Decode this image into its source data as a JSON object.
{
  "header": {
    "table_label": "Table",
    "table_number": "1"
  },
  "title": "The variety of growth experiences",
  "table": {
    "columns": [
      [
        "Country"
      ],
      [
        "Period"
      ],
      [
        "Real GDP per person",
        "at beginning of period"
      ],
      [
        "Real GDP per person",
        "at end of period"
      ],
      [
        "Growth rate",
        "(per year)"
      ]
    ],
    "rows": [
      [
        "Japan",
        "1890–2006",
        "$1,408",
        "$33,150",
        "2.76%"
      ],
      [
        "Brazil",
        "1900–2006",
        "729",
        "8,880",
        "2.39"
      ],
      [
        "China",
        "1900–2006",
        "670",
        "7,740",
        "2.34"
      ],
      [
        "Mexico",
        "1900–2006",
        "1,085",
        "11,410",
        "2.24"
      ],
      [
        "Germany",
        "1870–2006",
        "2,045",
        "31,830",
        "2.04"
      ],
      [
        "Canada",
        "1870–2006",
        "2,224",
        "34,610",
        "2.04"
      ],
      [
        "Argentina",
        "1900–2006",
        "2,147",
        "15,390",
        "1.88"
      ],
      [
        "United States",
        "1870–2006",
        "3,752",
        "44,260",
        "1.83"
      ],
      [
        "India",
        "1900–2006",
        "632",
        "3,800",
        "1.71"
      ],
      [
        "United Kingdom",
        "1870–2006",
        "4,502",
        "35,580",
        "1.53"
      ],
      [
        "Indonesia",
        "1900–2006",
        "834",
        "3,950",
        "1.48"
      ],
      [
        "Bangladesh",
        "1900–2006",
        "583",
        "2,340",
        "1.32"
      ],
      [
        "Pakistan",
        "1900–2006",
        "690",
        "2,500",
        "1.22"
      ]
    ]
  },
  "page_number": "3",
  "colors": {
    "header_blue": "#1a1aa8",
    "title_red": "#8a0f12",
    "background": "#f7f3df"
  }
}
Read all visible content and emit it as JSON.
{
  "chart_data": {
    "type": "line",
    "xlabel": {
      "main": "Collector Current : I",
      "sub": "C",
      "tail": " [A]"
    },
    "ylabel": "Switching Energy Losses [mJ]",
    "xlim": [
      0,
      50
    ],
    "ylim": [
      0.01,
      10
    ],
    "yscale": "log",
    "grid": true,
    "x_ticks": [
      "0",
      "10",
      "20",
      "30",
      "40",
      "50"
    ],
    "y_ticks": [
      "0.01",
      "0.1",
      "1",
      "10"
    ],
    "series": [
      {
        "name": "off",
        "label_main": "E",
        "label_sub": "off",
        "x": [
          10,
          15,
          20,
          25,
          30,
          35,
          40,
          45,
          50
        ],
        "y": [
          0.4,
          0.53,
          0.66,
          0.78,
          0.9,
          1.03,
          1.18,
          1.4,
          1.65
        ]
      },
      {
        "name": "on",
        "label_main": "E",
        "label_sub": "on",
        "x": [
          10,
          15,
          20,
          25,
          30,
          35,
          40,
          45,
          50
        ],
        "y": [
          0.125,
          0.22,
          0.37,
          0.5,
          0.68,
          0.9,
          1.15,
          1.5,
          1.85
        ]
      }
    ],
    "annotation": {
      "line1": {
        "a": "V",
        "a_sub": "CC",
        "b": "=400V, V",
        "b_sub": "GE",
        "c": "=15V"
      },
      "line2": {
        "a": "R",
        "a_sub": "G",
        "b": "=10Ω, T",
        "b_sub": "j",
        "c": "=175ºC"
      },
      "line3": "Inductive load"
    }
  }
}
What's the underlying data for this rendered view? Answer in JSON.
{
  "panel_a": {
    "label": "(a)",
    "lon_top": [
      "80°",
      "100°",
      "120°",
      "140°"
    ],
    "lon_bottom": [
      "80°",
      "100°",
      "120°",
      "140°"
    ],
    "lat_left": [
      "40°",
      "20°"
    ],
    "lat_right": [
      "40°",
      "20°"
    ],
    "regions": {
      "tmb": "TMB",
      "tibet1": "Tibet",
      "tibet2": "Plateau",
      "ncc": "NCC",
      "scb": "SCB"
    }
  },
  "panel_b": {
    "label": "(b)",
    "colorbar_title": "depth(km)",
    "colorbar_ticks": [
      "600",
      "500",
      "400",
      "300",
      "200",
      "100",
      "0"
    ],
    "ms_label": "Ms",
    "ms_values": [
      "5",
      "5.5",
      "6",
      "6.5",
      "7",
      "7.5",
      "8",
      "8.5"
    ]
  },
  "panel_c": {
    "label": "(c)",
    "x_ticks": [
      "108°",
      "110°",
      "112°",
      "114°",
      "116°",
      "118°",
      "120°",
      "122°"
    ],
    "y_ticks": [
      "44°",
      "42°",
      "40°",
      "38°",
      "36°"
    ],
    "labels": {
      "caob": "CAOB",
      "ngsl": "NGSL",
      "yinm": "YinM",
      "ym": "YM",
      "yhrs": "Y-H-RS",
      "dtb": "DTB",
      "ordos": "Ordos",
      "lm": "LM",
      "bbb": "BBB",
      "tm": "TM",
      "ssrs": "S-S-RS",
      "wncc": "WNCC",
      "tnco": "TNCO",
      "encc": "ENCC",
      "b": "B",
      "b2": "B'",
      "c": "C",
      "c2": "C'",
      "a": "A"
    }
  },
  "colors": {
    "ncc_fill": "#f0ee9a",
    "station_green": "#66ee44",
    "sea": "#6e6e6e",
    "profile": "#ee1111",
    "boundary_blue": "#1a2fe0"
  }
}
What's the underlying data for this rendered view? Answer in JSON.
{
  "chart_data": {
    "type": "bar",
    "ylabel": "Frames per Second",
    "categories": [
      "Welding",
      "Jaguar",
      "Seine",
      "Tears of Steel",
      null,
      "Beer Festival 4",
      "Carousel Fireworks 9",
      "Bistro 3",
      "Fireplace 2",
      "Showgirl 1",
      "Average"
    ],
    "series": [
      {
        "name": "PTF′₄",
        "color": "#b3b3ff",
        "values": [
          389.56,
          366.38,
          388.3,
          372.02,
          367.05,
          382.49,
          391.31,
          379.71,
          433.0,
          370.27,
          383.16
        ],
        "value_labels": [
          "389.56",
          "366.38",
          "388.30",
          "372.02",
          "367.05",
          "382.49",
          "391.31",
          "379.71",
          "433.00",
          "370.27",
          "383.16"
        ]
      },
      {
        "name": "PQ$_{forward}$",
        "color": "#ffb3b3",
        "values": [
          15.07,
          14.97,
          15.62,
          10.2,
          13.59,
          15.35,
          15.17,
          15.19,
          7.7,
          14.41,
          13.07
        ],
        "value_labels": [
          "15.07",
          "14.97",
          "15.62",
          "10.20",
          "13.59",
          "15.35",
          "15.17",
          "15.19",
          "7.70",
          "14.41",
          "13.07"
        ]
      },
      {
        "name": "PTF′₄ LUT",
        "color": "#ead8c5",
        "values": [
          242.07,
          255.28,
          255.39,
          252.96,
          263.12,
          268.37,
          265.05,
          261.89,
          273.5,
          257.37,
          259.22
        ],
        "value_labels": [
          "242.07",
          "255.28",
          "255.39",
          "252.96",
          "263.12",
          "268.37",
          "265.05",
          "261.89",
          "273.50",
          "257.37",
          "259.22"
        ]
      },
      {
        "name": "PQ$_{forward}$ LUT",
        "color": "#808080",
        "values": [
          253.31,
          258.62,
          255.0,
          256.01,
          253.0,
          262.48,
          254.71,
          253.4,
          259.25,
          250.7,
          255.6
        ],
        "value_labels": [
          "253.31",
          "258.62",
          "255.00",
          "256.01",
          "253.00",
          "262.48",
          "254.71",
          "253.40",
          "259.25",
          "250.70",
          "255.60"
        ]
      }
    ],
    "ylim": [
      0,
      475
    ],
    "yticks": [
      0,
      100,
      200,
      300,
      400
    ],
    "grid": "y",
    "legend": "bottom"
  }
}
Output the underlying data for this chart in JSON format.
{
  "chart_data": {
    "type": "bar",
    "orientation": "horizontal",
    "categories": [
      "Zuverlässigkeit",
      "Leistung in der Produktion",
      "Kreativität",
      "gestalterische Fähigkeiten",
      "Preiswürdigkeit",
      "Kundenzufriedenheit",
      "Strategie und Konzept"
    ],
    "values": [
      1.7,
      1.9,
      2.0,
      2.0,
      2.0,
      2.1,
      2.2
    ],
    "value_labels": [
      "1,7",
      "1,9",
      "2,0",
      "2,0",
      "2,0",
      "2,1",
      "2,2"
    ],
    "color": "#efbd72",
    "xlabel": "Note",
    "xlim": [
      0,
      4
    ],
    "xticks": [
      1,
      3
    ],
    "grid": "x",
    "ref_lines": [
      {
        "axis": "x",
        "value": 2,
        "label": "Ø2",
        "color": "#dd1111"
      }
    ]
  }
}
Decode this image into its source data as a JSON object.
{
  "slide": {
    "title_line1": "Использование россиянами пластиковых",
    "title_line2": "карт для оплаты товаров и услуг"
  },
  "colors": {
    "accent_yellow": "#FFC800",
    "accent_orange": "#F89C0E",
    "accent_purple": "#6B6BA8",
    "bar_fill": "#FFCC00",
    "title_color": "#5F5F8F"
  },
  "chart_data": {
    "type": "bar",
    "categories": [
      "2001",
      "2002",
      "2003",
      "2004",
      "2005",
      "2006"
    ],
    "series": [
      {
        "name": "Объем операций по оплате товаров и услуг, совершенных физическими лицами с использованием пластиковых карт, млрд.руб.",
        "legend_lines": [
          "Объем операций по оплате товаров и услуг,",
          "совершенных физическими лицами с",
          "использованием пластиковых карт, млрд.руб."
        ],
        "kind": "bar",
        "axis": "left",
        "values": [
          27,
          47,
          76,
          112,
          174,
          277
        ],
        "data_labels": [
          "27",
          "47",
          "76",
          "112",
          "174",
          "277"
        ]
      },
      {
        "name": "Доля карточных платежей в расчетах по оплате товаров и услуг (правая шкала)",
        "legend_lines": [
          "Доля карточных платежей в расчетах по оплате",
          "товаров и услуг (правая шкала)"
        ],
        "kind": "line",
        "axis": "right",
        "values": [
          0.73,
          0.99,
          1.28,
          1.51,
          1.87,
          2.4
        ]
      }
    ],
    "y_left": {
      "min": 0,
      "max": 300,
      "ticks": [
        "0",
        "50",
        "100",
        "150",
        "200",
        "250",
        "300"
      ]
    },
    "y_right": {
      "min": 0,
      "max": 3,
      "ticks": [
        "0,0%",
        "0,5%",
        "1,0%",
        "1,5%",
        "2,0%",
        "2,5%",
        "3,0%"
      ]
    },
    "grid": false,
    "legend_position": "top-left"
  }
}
═══
*EXERCISE*.
In the lines above, locate the string "Объем". Copy every line where it occurs.

*RESULT*.
        "name": "Объем операций по оплате товаров и услуг, совершенных физическими лицами с использованием пластиковых карт, млрд.руб.",
          "Объем операций по оплате товаров и услуг,",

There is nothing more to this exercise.